EXERCISE
Repeat the records below exactly.

+++ RECORD LIST

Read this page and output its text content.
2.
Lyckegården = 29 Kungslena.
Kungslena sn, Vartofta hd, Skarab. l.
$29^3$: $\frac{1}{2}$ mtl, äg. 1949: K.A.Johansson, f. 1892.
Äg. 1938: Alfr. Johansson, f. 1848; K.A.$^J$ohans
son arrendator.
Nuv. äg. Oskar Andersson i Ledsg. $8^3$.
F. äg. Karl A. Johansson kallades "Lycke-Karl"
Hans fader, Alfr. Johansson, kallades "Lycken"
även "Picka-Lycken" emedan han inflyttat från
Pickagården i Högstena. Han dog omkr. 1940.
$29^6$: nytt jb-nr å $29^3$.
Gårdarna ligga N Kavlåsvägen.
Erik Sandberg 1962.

++++++

OUTPUT FOR THIS EXERCISE
Read this page and output its text content.
2.
Lyckegården = 29 Kungslena.
Kungslena sn, Vartofta hd, Skarab. l.
$29^3$: $\frac{1}{2}$ mtl, äg. 1949: K.A.Johansson, f. 1892.
Äg. 1938: Alfr. Johansson, f. 1848; K.A.$^J$ohans
son arrendator.
Nuv. äg. Oskar Andersson i Ledsg. $8^3$.
F. äg. Karl A. Johansson kallades "Lycke-Karl"
Hans fader, Alfr. Johansson, kallades "Lycken"
även "Picka-Lycken" emedan han inflyttat från
Pickagården i Högstena. Han dog omkr. 1940.
$29^6$: nytt jb-nr å $29^3$.
Gårdarna ligga N Kavlåsvägen.
Erik Sandberg 1962.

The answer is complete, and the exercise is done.